--- Passage provided ---

StructVIO : Visual-inertial Odometry with Structural Regularity of Man-made Environments

Danping Zou - Institute for Sensing and Navigation @ Shanghai Jiao Tong University

In this project, we develop a novel visual-inertial odometry approach that adopts structural regularity in man-made environments. Instead of using Manhattan world assumption, we use Atlanta world model to describe such regularity. An Atlanta world is a world that contains multiple local Manhattan worlds with different heading directions. Each local Manhattan world is detected on-the-fly, and their headings are gradually refined by the state estimator when new observations are coming. With fully exploration of structural lines that aligned with each local Manhattan worlds, our visual-inertial odometry method become more accurate and robust, as well as much more flexible to different kinds of complex man-made environments. Through extensive benchmark tests and real-world tests, the results show hat the proposed approach outperforms the state-of-the-art visual-inertial systems in large-scale man-made environments. Mahattan world vs Atlanta world structvio

Currently the paper is under review, please click here to download the arXiv paper.


We provide a binary executable for testing StructVIO. Currently it is only tested on Ubuntu 16.04, 17.04, and 18.04.

---

■ Given task 1: From the first line of the records through the line that contains "x-tick-label: 2000 bbox=[258, 433, 289, 447]", give those lines as a numbered list and leave out any blank lines.
The StructVIO passage and the records are unrelated pieces of material.

--- Record extracts ---

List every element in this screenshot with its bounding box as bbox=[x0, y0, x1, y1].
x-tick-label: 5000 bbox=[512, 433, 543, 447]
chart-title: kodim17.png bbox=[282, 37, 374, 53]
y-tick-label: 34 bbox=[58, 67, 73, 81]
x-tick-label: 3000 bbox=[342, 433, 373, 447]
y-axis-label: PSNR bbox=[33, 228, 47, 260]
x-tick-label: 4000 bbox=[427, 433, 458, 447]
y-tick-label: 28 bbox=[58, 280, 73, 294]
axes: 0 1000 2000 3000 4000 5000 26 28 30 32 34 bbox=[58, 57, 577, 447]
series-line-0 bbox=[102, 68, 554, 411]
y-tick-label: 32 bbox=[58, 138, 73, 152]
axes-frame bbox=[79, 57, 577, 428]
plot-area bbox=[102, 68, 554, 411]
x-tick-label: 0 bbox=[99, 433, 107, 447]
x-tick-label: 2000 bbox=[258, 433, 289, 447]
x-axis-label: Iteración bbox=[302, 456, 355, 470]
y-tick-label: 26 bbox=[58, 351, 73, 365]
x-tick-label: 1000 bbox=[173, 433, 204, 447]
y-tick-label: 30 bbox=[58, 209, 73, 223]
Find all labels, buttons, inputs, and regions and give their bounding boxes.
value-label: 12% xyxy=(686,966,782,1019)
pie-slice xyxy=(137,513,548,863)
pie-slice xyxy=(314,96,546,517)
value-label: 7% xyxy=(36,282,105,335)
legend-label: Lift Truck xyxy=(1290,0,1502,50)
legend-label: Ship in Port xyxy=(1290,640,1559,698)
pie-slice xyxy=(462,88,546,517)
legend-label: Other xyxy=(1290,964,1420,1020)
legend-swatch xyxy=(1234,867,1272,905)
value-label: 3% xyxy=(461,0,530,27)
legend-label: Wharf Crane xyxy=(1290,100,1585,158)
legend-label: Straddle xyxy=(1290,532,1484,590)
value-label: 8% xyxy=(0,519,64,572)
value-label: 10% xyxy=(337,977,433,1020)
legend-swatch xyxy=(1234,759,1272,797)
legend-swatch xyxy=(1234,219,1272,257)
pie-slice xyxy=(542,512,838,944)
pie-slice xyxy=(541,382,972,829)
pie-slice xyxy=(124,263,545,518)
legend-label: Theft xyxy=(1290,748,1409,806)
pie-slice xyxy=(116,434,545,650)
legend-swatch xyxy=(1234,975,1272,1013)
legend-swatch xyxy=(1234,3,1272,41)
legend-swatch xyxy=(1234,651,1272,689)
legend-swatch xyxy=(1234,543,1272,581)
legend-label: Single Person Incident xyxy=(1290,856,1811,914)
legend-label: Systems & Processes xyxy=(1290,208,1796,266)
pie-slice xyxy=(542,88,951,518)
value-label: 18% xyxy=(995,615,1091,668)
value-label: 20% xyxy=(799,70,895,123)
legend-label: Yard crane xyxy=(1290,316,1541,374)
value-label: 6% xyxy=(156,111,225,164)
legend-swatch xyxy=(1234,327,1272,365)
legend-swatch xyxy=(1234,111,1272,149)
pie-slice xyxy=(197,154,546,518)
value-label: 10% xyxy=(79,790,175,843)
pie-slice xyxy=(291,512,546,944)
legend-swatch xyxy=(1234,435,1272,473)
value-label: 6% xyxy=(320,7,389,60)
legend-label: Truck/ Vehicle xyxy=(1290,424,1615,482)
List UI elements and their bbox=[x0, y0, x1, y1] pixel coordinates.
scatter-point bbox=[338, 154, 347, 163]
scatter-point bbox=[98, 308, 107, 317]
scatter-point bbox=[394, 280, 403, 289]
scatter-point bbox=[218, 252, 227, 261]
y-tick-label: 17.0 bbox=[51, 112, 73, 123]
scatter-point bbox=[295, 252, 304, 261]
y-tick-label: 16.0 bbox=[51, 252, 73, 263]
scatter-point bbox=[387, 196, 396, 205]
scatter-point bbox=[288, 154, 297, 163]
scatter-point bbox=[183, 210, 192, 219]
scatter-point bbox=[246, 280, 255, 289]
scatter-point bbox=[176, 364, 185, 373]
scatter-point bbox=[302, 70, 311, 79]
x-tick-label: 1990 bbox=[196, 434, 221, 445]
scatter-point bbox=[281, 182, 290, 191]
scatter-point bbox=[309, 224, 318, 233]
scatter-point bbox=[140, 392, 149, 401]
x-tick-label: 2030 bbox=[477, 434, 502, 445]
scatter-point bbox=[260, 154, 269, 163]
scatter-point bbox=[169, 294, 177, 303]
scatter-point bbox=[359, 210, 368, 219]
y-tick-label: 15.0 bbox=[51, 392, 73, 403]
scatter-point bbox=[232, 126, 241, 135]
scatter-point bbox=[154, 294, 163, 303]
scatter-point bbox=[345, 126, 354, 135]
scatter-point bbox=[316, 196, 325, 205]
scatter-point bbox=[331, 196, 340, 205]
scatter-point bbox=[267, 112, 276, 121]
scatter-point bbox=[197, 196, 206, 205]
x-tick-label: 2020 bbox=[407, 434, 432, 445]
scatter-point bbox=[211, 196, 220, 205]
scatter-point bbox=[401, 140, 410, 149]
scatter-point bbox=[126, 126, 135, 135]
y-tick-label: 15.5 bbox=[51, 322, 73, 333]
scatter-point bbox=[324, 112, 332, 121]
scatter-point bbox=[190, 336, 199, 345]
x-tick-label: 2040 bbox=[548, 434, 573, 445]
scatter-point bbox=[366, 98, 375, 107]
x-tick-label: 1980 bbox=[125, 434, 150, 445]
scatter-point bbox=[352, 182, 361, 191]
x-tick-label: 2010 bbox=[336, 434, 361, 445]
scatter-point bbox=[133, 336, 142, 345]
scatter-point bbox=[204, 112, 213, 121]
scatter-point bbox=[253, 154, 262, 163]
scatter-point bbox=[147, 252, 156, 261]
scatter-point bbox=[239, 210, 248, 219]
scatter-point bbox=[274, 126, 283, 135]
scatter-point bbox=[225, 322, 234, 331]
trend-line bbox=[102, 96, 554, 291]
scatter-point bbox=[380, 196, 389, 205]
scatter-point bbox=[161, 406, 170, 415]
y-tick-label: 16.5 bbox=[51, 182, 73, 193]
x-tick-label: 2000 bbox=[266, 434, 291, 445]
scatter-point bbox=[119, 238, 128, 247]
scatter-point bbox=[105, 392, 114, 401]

---

■ Given task 2: Translate this sentence from the StructVIO passage into Spanish: "An Atlanta world is a world that contains multiple local Manhattan worlds with different heading directions."

■ Correct response 1:
1. List every element in this screenshot with its bounding box as bbox=[x0, y0, x1, y1].
2. x-tick-label: 5000 bbox=[512, 433, 543, 447]
3. chart-title: kodim17.png bbox=[282, 37, 374, 53]
4. y-tick-label: 34 bbox=[58, 67, 73, 81]
5. x-tick-label: 3000 bbox=[342, 433, 373, 447]
6. y-axis-label: PSNR bbox=[33, 228, 47, 260]
7. x-tick-label: 4000 bbox=[427, 433, 458, 447]
8. y-tick-label: 28 bbox=[58, 280, 73, 294]
9. axes: 0 1000 2000 3000 4000 5000 26 28 30 32 34 bbox=[58, 57, 577, 447]
10. series-line-0 bbox=[102, 68, 554, 411]
11. y-tick-label: 32 bbox=[58, 138, 73, 152]
12. axes-frame bbox=[79, 57, 577, 428]
13. plot-area bbox=[102, 68, 554, 411]
14. x-tick-label: 0 bbox=[99, 433, 107, 447]
15. x-tick-label: 2000 bbox=[258, 433, 289, 447]

■ Correct response 2: Un mundo Atlanta es un mundo que contiene múltiples mundos Manhattan locales con distintas direcciones de rumbo.